[Layout region records]
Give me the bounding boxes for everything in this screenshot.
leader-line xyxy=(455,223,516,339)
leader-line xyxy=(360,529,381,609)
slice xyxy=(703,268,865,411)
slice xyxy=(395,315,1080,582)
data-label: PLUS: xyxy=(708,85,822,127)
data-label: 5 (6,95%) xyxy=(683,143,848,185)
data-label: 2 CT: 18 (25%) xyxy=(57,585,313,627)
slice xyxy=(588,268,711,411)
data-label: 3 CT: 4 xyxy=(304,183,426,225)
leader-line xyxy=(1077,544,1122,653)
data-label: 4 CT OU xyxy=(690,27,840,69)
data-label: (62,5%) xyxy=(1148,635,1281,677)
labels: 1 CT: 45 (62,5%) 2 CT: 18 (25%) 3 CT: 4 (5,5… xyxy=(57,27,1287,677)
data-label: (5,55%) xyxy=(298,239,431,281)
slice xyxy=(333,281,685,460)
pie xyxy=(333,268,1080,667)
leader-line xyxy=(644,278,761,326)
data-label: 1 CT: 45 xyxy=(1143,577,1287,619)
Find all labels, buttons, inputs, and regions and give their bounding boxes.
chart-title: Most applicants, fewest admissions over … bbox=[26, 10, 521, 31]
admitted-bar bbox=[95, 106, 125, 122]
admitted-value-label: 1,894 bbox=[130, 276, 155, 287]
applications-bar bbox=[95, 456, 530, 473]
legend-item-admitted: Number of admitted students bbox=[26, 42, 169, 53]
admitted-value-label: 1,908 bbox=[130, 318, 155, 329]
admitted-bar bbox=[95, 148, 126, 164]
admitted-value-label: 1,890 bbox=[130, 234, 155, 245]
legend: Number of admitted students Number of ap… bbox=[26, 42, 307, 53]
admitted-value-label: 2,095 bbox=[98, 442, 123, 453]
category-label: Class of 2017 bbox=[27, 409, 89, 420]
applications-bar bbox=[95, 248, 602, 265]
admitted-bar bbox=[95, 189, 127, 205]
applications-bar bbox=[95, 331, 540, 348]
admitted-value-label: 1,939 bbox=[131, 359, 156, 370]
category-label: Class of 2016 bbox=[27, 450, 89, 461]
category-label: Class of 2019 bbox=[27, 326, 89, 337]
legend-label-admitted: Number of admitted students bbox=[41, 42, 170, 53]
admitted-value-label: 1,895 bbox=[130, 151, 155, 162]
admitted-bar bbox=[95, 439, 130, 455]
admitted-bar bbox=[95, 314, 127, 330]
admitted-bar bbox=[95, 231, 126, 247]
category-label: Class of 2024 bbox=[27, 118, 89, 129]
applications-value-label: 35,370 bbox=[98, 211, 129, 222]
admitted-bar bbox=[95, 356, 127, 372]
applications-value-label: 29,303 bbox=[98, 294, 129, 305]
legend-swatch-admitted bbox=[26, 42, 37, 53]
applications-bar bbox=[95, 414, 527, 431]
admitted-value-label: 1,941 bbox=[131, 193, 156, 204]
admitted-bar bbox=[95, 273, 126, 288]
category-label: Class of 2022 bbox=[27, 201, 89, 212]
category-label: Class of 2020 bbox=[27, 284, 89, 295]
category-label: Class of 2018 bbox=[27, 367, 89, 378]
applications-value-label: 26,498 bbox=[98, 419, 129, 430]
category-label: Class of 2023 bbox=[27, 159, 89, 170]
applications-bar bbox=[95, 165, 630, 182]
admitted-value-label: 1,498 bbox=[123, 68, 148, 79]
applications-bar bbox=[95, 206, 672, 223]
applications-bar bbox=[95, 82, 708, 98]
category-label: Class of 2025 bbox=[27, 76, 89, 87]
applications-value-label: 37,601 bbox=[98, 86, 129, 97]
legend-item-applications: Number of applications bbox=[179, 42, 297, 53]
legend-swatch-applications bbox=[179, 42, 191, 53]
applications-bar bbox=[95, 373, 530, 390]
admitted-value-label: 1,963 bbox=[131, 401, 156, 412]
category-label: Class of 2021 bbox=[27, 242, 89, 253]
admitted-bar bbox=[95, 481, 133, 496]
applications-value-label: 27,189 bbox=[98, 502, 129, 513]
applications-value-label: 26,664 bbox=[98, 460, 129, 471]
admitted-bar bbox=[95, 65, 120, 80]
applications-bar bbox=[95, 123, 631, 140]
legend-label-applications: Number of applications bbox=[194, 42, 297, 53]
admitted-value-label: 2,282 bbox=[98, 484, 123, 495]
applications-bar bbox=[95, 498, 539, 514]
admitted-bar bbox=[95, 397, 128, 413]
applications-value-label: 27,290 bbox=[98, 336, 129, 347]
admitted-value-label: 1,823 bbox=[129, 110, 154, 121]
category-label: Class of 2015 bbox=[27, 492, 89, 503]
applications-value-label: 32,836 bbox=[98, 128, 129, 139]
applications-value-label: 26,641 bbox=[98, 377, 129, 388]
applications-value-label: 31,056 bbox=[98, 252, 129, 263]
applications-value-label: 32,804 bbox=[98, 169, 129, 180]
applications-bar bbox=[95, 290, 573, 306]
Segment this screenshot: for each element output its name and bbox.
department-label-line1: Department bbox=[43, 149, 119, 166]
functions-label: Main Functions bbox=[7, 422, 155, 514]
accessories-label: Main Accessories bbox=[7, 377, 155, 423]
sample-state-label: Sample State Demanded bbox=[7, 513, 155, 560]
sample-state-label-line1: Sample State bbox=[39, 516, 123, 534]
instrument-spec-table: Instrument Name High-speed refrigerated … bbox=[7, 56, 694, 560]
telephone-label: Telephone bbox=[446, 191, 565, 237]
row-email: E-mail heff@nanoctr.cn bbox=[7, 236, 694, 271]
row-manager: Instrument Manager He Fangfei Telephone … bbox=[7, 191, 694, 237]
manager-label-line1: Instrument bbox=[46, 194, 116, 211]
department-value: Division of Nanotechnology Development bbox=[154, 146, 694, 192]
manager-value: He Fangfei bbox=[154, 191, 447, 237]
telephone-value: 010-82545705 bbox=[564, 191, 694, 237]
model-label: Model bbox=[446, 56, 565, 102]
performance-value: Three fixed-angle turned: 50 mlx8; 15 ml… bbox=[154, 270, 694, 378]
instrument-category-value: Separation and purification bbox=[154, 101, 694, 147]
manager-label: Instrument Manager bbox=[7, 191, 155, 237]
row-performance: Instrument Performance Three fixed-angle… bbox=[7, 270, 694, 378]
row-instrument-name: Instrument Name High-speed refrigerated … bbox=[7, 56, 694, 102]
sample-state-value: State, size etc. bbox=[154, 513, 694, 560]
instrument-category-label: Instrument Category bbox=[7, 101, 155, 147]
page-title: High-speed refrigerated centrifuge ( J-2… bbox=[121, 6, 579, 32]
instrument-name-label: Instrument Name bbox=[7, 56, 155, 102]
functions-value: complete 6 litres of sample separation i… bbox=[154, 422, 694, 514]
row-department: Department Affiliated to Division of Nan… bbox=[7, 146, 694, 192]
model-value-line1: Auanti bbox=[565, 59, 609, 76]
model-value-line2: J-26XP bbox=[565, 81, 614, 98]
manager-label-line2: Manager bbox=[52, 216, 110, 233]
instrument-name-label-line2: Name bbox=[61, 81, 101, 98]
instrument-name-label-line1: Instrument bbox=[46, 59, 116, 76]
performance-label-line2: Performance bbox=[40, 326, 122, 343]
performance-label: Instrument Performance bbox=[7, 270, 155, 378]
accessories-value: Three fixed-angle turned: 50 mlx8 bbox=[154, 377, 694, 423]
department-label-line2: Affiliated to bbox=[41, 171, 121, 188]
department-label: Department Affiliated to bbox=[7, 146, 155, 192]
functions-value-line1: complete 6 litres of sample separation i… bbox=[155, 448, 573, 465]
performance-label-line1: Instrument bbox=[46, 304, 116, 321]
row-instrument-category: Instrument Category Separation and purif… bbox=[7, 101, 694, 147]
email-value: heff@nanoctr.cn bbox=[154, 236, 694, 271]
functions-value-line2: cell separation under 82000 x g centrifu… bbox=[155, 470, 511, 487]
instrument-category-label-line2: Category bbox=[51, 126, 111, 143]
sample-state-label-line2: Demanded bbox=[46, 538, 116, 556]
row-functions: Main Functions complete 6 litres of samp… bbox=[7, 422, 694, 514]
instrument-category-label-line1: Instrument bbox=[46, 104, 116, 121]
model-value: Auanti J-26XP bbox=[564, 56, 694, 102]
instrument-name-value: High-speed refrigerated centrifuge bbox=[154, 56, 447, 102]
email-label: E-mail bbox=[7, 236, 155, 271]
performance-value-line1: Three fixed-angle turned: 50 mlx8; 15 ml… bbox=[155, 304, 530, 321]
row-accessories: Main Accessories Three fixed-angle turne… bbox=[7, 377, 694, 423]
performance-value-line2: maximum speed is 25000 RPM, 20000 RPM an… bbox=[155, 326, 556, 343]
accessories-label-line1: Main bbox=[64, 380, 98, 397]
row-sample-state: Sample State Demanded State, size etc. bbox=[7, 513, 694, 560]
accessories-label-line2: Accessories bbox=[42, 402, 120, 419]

EXERCISE AIM » Please rewrite the material from its first line through the line containing "admitted-value-label: 2,095 bbox=[98, 442, 123, 453]", substituting "wedge" for "slice" and leaving everything else unchanged.

WRITTEN SOLUTION »
Give me the bounding boxes for everything in this screenshot.
leader-line xyxy=(455,223,516,339)
leader-line xyxy=(360,529,381,609)
wedge xyxy=(703,268,865,411)
wedge xyxy=(395,315,1080,582)
data-label: PLUS: xyxy=(708,85,822,127)
data-label: 5 (6,95%) xyxy=(683,143,848,185)
data-label: 2 CT: 18 (25%) xyxy=(57,585,313,627)
wedge xyxy=(588,268,711,411)
data-label: 3 CT: 4 xyxy=(304,183,426,225)
leader-line xyxy=(1077,544,1122,653)
data-label: 4 CT OU xyxy=(690,27,840,69)
data-label: (62,5%) xyxy=(1148,635,1281,677)
labels: 1 CT: 45 (62,5%) 2 CT: 18 (25%) 3 CT: 4 (5,5… xyxy=(57,27,1287,677)
data-label: (5,55%) xyxy=(298,239,431,281)
wedge xyxy=(333,281,685,460)
pie xyxy=(333,268,1080,667)
leader-line xyxy=(644,278,761,326)
data-label: 1 CT: 45 xyxy=(1143,577,1287,619)
Find all labels, buttons, inputs, and regions and give their bounding boxes.
chart-title: Most applicants, fewest admissions over … bbox=[26, 10, 521, 31]
admitted-bar bbox=[95, 106, 125, 122]
admitted-value-label: 1,894 bbox=[130, 276, 155, 287]
applications-bar bbox=[95, 456, 530, 473]
legend-item-admitted: Number of admitted students bbox=[26, 42, 169, 53]
admitted-value-label: 1,908 bbox=[130, 318, 155, 329]
admitted-bar bbox=[95, 148, 126, 164]
admitted-value-label: 1,890 bbox=[130, 234, 155, 245]
legend: Number of admitted students Number of ap… bbox=[26, 42, 307, 53]
admitted-value-label: 2,095 bbox=[98, 442, 123, 453]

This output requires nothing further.